US12621013B2US 12621013 B2US12621013 B2US 12621013B2US-12621013-B2

Abstract

A distortion apparatus for a power amplifier comprises: pre-distortion circuitry that comprises a memory polynomial look-up-table (LUT) circuit; and post-distortion circuitry that updates the pre-distortion circuitry based on an output of the power amplifier. The pre-distortion circuitry comprises a plurality of LUTs. Each LUT corresponds to a different memory depth of a memory polynomial of a Volterra series. Each LUT indexed by an instantaneous power of an input sample delayed by an amount corresponds to a respective memory depth of each LUT. An output of the memory polynomial LUT circuit corresponds to a summation of an output of each LUT multiplied by the input sample delayed by the amount corresponding to the respective memory depth of each LUT, and an output of the pre-distortion circuitry is provided to the power amplifier.

Inventors

  • Paul Nicholas Fletcher
  • Donghan KIM
  • Fei Tong
  • Ziming He

Assignees

  • SAMSUNG ELECTRONICS CO., LTD.

Dates

Publication Date
20260505
Application Date
20240125
Priority Date
20230412

Claims (19)

  1. 1 . A distortion apparatus for a power amplifier, the distortion apparatus comprising: pre-distortion circuitry that comprises a memory polynomial circuit; post-distortion circuitry that is configured to update the pre-distortion circuitry based on an output of the power amplifier; and a Finite Impulse Response (FIR) filter that is configured to receive the output of the power amplifier and provide one or more inputs to the post-distortion circuitry, wherein the memory polynomial circuit comprises a plurality of LUTs, wherein each LUT of the memory polynomial circuit corresponds to a different memory depth of a memory polynomial of a Volterra series, wherein an instantaneous power of an input sample delayed by an amount that corresponds to a respective memory depth of each LUT is obtained by squaring an absolute value of the input sample delayed by the amount, wherein each LUT is indexed by the instantaneous power of the input sample delayed by the amount that corresponds to the respective memory depth of each LUT, wherein an output of the memory polynomial circuit corresponds to a summation of a coefficient output from each LUT multiplied by the input sample delayed by the amount corresponding to the respective memory depth of each LUT, and wherein an output of the pre-distortion circuitry is provided to the power amplifier, and wherein each LUT and coefficients of the FIR filter are updated together.
  2. 2 . The distortion apparatus according to claim 1 , wherein the pre-distortion circuitry comprises: a first cross-term circuit that comprises at least one LUT and is configured to receive a first delayed version of the input sample and a second delayed version of the input sample delayed by a different amount than the first delayed version of the input sample, wherein the at least one LUT is indexed based on an instantaneous power of the second delayed version of the input sample, and wherein an output of the first cross-term circuit corresponds to a multiplication of (i) a first exponential function applied to the first delayed version of the input sample with (ii) a coefficient output from the at least one LUT.

—————

EXERCISE REQUIREMENTS>
(a) Shorten the abstract paragraph of the power amplifier patent that begins "A distortion apparatus for a power amplifier comprises" into a bulleted list that keeps its main facts.
(b) Go on with the power amplifier patent, starting from the end of claim 2.

—————

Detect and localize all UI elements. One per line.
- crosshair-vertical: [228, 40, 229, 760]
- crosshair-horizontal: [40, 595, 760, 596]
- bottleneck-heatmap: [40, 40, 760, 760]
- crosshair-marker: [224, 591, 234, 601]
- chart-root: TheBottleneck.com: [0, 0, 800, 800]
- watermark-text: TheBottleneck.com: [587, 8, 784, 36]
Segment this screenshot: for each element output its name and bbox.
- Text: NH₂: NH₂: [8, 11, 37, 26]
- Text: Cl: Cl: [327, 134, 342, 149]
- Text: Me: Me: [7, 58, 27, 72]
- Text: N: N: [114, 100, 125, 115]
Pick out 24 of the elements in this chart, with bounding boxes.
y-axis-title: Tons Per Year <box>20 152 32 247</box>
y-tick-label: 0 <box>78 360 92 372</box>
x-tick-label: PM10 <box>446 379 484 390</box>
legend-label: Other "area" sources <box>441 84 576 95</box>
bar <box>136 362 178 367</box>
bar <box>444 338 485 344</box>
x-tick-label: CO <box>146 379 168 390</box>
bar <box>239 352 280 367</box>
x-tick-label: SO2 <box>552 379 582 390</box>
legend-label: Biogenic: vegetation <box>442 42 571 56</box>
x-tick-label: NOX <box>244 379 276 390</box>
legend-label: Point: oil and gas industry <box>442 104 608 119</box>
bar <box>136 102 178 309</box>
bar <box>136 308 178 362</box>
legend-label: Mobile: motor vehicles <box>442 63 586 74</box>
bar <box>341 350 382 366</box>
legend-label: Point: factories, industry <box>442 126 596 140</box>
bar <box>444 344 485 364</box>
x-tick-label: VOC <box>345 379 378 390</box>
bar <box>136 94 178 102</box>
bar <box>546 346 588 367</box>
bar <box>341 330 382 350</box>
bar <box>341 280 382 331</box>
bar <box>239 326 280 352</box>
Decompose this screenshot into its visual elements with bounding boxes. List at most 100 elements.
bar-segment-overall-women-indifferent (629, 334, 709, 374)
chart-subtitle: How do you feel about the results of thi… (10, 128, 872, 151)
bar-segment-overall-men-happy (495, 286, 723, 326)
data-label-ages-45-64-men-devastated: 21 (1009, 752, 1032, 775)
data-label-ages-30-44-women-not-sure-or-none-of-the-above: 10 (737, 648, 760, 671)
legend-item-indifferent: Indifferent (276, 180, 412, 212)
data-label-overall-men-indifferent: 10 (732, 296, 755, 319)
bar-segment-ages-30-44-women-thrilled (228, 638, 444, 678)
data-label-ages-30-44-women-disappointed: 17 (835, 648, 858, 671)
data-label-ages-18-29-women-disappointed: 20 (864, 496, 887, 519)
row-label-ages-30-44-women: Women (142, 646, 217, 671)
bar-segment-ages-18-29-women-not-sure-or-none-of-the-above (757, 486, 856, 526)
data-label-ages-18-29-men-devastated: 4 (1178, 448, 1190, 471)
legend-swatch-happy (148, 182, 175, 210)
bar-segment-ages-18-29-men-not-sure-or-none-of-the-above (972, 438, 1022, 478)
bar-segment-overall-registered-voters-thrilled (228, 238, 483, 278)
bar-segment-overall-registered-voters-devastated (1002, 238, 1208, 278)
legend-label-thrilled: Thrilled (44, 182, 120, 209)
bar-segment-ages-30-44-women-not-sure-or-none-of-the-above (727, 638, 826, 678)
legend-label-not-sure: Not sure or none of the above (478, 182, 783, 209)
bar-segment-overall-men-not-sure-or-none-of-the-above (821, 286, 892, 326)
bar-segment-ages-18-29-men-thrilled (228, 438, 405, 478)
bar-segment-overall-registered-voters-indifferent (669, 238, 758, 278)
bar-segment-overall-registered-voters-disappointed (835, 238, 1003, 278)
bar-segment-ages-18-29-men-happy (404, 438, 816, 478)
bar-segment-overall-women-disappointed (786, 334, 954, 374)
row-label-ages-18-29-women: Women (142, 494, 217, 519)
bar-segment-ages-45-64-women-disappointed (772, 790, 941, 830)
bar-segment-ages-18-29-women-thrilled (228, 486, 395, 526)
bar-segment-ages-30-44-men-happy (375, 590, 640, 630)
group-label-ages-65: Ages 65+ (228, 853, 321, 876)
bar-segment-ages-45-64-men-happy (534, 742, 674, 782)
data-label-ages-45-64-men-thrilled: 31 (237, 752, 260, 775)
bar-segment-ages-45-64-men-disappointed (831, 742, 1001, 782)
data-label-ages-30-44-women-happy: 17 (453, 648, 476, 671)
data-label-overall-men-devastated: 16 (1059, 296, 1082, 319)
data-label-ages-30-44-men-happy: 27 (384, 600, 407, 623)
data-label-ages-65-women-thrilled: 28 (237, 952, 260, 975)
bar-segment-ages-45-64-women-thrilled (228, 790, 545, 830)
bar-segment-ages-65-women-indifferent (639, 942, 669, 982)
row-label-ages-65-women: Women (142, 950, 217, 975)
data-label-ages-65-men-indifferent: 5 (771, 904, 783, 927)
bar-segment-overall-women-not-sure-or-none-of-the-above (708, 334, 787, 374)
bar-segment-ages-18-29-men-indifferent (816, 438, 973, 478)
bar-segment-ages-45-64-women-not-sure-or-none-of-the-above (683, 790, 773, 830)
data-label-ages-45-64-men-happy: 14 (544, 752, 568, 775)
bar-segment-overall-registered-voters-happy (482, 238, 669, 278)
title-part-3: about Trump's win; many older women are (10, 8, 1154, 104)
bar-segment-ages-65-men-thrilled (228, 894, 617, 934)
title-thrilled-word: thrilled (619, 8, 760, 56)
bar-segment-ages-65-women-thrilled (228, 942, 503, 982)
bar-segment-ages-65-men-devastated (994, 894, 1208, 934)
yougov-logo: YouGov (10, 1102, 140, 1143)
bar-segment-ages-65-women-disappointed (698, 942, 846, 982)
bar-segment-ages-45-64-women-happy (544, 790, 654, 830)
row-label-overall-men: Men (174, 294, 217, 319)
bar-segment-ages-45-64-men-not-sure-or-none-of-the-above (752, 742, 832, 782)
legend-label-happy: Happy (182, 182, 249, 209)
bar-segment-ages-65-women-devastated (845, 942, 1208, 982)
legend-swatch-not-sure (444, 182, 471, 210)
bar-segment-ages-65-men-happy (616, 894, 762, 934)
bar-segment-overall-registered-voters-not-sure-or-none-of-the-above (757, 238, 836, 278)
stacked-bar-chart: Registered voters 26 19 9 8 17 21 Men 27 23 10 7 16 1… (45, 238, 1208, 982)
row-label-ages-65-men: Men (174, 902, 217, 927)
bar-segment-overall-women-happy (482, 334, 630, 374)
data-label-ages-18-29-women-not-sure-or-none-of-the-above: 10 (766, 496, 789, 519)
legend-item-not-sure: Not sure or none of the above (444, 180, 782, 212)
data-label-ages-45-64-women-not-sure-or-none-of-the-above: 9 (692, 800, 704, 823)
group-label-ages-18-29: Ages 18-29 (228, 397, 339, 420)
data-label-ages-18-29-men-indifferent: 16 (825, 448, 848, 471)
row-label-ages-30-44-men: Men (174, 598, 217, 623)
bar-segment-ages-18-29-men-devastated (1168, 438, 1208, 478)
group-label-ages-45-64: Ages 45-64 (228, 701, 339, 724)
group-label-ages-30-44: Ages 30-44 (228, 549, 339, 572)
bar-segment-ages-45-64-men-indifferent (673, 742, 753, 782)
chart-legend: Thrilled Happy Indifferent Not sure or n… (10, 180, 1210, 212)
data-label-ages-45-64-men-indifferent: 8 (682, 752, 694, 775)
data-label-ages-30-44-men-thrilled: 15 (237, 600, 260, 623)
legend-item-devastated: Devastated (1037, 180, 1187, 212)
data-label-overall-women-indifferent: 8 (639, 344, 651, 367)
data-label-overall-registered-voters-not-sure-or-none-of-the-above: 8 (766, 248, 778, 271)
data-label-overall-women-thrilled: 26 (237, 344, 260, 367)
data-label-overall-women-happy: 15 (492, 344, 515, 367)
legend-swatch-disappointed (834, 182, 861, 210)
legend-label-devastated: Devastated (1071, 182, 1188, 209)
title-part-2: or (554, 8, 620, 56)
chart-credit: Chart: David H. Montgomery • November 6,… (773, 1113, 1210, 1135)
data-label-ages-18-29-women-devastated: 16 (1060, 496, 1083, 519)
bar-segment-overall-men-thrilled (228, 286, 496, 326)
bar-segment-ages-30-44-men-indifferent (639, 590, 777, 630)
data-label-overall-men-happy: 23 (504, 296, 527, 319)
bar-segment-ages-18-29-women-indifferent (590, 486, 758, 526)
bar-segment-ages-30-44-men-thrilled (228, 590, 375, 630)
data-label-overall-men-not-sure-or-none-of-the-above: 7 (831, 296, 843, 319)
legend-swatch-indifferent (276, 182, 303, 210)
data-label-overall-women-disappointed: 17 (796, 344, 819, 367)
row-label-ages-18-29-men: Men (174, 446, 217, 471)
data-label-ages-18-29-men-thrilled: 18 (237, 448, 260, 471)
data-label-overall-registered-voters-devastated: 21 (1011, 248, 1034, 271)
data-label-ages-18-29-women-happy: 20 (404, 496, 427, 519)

—————

TASK-BY-TASK ANSWERS>
(a)
- The apparatus has two parts: pre-distortion circuitry with a memory polynomial look-up-table (LUT) circuit, and post-distortion circuitry that updates the pre-distortion circuitry from the power amplifier's output.
- The pre-distortion circuitry contains several LUTs, each tied to a different memory depth of a memory polynomial of a Volterra series.
- Each LUT is indexed by the instantaneous power of the input sample, delayed by the amount matching that LUT's memory depth.
- The memory polynomial LUT circuit's output is the sum of each LUT's output times the correspondingly delayed input sample.
- The pre-distortion circuitry's output goes to the power amplifier.

(b)
  3. 3 . The distortion apparatus according to claim 2 , wherein the pre-distortion circuitry comprises: a second cross-term circuit that comprises at least one LUT and is configured to receive the first delayed version of the input sample, the second delayed version of the input sample, and a third delayed version of the input sample that is delayed by a different amount than the first delayed version of the input sample and the second delayed version of the input sample, wherein the at least one LUT is indexed based on the instantaneous power of the second delayed version of the input sample, and wherein an output of the second cross-term circuit corresponds to a multiplication of (i) a second exponential function applied to the second delayed version of the input sample with (ii) a multiplication of the first exponential function applied to the first delayed version of the input sample with a coefficient output from the at least one LUT.
  4. 4 . The distortion apparatus according to claim 3 , wherein the output of the pre-distortion circuitry corresponds to a summation of the output of the memory polynomial, the output of the first cross-term circuit, and the output of the second cross-term circuit.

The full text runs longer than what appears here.